**BRIEF**
Within this material, how many lines have the string "down" in them? The answer is a number, with nothing added.
==== LISTED ENTRIES ====
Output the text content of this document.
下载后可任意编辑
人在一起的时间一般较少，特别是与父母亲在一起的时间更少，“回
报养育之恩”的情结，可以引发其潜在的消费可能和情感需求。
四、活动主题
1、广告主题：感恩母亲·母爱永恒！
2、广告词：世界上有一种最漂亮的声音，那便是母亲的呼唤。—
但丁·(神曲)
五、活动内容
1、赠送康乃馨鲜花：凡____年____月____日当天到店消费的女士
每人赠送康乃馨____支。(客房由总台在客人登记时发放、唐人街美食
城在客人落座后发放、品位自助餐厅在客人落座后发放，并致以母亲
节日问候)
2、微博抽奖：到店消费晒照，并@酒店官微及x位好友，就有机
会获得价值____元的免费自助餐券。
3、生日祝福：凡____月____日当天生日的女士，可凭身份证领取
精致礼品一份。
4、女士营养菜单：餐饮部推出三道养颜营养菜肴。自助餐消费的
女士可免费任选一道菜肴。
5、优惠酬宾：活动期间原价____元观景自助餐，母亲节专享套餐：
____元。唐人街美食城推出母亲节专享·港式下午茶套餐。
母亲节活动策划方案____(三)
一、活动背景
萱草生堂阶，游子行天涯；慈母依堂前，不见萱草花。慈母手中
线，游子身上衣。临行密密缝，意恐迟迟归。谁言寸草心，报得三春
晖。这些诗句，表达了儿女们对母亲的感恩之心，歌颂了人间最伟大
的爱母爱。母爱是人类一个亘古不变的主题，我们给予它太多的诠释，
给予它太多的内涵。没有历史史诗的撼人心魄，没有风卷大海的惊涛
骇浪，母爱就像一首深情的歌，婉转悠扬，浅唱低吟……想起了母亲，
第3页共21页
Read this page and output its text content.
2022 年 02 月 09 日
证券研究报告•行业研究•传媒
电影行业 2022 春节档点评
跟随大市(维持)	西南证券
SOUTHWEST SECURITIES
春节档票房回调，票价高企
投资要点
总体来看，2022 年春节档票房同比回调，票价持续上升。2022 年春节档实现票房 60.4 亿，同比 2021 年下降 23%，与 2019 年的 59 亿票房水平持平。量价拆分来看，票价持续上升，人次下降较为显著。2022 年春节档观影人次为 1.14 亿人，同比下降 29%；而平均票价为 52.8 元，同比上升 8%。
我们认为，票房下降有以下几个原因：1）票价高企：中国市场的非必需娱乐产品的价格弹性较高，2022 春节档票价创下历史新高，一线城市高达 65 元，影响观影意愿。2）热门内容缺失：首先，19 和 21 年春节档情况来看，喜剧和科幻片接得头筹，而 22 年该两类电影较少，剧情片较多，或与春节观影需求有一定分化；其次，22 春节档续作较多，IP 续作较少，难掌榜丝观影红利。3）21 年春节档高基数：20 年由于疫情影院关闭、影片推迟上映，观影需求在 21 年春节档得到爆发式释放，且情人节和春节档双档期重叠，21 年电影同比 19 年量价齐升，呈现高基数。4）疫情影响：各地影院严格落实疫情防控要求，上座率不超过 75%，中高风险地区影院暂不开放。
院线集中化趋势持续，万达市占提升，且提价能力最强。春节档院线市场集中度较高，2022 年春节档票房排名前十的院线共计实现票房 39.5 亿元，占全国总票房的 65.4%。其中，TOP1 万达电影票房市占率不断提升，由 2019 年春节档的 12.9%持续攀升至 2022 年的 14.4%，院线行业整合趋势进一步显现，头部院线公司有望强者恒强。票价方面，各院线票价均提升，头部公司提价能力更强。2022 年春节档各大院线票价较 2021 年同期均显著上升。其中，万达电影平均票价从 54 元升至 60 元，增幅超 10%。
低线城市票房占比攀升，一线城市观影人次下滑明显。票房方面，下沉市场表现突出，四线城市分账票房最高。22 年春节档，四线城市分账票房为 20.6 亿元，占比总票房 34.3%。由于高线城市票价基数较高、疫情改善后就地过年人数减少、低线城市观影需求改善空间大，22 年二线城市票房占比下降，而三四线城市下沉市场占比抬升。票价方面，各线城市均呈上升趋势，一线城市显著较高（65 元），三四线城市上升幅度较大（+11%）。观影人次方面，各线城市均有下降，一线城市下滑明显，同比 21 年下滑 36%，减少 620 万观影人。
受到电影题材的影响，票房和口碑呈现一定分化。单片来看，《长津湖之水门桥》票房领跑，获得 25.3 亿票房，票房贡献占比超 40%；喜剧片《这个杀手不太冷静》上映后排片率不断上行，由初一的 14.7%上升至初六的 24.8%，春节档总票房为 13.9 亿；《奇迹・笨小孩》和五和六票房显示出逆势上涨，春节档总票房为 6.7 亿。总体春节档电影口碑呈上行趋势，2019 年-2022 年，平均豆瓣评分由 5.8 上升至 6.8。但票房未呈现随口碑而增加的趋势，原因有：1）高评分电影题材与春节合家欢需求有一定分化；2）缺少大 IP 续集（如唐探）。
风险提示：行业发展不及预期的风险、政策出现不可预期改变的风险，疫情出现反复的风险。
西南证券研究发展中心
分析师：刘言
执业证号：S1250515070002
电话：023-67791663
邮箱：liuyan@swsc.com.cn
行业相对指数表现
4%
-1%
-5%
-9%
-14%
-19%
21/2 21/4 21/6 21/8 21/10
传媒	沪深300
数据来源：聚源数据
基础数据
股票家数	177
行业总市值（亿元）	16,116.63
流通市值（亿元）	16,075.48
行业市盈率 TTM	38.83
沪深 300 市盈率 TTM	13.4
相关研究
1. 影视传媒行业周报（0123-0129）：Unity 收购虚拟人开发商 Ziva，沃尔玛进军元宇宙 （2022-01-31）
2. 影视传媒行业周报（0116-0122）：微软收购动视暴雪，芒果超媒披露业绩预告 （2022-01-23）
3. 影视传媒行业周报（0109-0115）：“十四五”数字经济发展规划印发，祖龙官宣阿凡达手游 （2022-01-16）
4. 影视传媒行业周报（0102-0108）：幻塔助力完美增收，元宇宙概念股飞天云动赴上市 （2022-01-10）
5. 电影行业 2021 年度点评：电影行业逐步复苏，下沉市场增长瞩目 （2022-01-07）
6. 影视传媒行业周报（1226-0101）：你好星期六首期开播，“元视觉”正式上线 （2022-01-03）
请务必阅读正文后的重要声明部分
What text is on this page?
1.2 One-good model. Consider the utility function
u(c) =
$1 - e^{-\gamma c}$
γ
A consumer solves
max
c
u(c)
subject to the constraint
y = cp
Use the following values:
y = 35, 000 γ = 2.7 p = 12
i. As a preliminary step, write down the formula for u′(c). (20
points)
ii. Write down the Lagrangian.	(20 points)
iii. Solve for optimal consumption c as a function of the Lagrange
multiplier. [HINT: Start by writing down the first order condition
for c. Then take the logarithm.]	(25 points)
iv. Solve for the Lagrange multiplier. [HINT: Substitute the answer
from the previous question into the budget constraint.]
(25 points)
====
**ANSWER TO THIS TASK**
3